* BEGIN Provided entries *
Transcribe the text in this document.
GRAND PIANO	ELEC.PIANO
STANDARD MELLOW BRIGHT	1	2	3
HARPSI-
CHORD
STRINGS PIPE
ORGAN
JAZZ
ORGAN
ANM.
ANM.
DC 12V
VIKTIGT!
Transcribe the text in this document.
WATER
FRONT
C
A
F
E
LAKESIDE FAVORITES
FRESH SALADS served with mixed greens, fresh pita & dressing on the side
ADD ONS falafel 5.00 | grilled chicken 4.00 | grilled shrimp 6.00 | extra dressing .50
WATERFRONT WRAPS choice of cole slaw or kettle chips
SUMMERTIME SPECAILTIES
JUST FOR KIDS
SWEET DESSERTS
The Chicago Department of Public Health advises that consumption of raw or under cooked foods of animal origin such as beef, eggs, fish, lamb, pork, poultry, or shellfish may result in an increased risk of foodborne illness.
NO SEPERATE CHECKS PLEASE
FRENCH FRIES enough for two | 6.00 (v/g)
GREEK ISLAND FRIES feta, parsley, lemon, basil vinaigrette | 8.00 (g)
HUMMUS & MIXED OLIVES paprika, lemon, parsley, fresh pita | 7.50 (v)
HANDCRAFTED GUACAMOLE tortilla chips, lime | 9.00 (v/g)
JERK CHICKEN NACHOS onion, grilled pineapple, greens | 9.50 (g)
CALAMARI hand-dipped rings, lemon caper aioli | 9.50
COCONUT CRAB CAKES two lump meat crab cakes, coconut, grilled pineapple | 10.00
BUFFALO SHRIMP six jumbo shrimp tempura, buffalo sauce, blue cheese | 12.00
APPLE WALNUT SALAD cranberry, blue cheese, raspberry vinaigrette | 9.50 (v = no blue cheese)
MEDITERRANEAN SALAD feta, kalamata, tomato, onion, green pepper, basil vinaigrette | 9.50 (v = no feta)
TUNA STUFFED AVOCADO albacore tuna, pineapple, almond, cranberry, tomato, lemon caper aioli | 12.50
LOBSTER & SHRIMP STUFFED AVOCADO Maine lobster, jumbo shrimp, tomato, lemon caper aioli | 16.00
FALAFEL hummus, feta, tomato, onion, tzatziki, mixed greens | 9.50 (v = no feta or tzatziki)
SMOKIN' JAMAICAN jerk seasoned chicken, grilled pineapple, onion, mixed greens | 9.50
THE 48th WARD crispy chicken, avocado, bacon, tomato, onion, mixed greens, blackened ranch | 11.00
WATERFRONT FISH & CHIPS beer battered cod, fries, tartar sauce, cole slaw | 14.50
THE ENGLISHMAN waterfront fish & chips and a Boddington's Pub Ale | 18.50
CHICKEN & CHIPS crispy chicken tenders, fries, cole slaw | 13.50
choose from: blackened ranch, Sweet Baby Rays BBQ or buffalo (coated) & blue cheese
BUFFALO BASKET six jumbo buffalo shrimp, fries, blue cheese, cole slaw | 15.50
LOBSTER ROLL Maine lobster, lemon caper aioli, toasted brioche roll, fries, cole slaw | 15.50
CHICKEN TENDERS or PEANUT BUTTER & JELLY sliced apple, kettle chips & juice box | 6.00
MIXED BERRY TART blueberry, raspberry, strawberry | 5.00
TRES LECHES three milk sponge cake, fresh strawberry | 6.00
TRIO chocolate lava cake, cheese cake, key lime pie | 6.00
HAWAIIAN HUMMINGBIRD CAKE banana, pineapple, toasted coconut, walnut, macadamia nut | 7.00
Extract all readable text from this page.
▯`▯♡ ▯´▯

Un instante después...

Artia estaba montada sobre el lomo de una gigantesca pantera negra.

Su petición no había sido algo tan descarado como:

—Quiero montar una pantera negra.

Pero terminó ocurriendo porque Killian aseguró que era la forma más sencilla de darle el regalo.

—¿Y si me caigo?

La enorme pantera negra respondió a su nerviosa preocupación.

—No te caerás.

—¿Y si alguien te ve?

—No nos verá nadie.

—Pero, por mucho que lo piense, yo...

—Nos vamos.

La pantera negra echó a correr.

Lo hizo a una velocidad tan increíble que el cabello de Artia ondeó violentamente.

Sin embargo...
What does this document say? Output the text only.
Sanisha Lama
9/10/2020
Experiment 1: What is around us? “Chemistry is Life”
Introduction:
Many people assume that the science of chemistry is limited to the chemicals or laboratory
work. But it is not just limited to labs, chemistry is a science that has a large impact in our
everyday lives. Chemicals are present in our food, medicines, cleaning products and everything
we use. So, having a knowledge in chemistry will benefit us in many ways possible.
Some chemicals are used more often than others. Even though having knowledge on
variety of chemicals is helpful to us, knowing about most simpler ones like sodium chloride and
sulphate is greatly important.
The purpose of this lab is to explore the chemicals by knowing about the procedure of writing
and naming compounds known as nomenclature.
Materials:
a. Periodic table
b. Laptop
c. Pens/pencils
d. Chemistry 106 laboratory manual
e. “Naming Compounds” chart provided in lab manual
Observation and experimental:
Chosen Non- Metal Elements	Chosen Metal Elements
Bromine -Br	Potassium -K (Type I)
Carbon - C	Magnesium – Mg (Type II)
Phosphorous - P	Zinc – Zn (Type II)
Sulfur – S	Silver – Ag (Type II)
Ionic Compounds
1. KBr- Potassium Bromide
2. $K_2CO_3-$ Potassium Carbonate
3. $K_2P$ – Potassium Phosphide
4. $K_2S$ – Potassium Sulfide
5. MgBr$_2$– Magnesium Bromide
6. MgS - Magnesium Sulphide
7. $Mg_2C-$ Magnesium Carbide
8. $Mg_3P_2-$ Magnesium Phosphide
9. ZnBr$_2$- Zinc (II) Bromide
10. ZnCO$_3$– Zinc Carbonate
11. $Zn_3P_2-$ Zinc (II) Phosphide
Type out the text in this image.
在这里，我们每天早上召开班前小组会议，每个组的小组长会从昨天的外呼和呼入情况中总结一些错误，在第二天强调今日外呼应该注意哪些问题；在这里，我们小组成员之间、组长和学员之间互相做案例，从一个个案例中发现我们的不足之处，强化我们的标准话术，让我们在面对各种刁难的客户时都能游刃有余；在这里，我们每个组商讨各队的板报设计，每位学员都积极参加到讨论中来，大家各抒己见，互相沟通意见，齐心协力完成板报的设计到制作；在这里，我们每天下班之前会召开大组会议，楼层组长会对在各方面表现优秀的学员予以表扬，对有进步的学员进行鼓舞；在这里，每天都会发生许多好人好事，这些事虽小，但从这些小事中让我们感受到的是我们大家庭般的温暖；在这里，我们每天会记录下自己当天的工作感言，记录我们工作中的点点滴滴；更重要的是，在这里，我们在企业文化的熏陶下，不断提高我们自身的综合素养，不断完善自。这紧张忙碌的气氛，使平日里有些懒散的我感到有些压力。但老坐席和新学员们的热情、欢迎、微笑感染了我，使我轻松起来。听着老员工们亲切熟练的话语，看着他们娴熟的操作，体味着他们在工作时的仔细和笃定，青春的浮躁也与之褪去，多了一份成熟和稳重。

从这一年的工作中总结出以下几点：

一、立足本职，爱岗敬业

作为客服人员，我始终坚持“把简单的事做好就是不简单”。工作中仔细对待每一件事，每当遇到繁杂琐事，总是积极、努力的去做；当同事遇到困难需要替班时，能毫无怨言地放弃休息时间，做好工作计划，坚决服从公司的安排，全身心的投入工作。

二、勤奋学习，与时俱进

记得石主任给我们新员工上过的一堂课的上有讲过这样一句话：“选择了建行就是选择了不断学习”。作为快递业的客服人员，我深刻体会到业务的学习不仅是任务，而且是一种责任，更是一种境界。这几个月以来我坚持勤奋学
* END Provided entries *
Requirement — How many lines in the records above contain the word "STUFFED"? Reply with the number and nothing more.

Result for this exercise — 2